# Work instruction
Resume the homelab monitoring documentation below, writing on from its last line about Prometheus retention.

# Selected passage
++++++

Resource Allocation:

CPU: 2-4 cores
Memory: 4-8 GB
Storage: 50-100 GB (thin provisioned)

Grafana

Version: Latest stable Port: 3000 Access: http://192.168.2.114:3000

Features:

Pre-configured Proxmox VE dashboards
Prometheus data source integration
User authentication and authorization
Dashboard templating and variables
Alerting capabilities
Panel plugins for advanced visualizations

Default Credentials:

Username: admin
Password: Check .env file or initial setup

Key Dashboards:

Proxmox Host Overview
VM Resource Utilization
Container Resource Utilization
Storage Pool Metrics
Network Traffic Analysis

Prometheus

Version: Latest stable Port: 9090 Access: http://192.168.2.114:9090

Configuration: /home/jramos/homelab/monitoring/prometheus/prometheus.yml

Scrape Targets:

scrape_configs:
  - job_name: 'prometheus'
    static_configs:
      - targets: ['localhost:9090']

  - job_name: 'pve'
    static_configs:
      - targets: ['pve-exporter:9221']
    metrics_path: /pve
    params:
      module: [default]

Features:

Time-series metrics database
PromQL query language
Service discovery
Alert manager integration (configurable)
Data retention policies
Remote storage support

Retention Policy: 15 days (configurable via command line args)

++++++

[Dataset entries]
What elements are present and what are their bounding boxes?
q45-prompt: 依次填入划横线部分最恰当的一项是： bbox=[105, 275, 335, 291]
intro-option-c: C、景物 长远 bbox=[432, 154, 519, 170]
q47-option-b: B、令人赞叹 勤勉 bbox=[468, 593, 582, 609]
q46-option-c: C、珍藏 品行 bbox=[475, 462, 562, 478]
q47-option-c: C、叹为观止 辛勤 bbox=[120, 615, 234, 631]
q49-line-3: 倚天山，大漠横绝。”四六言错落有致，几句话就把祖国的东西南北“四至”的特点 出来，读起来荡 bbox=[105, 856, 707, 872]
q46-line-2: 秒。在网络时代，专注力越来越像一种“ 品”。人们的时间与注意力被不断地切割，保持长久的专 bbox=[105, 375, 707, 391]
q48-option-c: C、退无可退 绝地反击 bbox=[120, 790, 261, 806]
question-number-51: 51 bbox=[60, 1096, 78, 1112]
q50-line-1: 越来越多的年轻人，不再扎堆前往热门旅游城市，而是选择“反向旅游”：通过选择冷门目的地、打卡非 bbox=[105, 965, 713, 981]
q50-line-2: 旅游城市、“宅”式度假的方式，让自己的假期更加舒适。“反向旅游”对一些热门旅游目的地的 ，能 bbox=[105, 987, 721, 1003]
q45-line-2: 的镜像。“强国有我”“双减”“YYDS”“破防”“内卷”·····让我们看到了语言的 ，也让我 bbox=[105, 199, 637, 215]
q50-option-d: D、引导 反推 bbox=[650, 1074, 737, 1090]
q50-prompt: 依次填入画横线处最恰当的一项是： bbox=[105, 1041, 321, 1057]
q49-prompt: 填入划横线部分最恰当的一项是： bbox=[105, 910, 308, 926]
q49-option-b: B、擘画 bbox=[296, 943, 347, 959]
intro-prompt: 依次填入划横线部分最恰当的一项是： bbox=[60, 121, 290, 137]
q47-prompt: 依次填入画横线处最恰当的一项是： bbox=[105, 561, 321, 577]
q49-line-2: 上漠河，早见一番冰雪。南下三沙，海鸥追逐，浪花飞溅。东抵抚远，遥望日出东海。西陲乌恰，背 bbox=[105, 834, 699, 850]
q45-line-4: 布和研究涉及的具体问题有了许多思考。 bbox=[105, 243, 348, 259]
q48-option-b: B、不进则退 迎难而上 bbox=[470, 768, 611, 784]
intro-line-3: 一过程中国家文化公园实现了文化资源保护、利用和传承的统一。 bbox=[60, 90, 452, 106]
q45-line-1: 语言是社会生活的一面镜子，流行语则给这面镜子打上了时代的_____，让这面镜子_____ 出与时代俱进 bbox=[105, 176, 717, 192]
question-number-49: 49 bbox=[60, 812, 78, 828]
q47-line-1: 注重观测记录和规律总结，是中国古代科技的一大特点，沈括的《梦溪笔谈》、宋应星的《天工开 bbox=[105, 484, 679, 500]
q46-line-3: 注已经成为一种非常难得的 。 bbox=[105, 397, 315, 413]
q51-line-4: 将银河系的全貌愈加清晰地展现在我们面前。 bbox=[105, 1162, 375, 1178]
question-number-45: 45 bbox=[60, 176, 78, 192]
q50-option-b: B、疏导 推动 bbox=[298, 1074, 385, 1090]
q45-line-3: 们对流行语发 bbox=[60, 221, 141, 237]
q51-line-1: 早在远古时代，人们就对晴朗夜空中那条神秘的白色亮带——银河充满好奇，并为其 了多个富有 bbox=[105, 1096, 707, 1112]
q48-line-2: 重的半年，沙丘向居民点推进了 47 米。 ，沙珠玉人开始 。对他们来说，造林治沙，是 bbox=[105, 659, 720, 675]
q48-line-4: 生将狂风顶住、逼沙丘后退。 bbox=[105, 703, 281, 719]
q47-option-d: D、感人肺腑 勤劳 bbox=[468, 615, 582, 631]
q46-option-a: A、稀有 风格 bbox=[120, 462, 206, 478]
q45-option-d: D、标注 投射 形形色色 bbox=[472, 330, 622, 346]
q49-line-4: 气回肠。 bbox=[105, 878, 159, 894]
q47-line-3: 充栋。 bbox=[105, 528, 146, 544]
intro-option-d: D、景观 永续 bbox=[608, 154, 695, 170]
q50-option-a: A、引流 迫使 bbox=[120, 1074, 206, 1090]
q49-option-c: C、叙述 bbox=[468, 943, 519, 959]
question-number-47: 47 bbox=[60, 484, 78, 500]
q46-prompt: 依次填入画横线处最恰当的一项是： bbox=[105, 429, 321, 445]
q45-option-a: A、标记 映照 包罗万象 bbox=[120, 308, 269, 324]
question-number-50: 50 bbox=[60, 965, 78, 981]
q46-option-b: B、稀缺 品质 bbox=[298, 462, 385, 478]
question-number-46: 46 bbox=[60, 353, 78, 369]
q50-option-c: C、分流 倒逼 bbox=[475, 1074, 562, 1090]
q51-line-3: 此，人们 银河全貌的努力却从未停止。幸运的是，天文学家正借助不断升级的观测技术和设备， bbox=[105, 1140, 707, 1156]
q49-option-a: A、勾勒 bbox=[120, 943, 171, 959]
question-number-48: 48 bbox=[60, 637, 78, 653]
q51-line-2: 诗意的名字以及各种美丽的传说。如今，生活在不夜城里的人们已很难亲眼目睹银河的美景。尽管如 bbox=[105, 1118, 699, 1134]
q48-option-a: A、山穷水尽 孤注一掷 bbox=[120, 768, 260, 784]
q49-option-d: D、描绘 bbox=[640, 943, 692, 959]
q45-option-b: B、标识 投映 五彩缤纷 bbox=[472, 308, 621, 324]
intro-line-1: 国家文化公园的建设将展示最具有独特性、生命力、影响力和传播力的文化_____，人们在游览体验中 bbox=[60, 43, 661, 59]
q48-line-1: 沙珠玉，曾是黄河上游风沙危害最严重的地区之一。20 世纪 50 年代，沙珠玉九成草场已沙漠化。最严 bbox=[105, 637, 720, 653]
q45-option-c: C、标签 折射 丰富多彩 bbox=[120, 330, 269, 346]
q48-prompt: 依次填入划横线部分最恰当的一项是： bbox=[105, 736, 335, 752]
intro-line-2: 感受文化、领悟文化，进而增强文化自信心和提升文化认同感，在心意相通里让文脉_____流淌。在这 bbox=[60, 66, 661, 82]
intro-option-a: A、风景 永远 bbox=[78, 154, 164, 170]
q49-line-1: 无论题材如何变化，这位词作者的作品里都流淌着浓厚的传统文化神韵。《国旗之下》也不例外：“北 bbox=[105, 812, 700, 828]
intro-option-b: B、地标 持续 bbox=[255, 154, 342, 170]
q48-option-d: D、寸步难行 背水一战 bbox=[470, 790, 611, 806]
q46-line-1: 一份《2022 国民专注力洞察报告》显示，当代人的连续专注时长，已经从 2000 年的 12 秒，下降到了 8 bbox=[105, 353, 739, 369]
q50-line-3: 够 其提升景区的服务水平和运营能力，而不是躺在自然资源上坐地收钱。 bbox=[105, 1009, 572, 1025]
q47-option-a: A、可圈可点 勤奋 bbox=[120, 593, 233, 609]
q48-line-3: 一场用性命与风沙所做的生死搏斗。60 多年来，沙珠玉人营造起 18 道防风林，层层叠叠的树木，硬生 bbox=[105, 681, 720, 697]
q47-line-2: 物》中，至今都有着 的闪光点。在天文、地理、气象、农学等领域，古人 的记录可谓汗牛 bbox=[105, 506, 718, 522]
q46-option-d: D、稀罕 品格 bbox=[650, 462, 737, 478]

++++++

# Final answer
PVE Exporter

Version: prompve/prometheus-pve-exporter:latest Port: 9221 Access: http://192.168.2.114:9221

Configuration:

File: /home/jramos/homelab/monitoring/pve-exporter/pve.yml
Environment: /home/jramos/homelab/monitoring/pve-exporter/.env

Proxmox Connection:

default:
  user: monitoring@pve
  password: <stored in .env>
  verify_ssl: false

Metrics Exported:

Proxmox cluster status
Node CPU, memory, disk usage
VM/CT status and resource usage
Storage pool utilization
Network interface statistics
Backup job status
Service health

Environment Variables:

PVE_USER: Proxmox API user (typically monitoring@pve)
PVE_PASSWORD: API user password
PVE_VERIFY_SSL: SSL verification (false for self-signed certs)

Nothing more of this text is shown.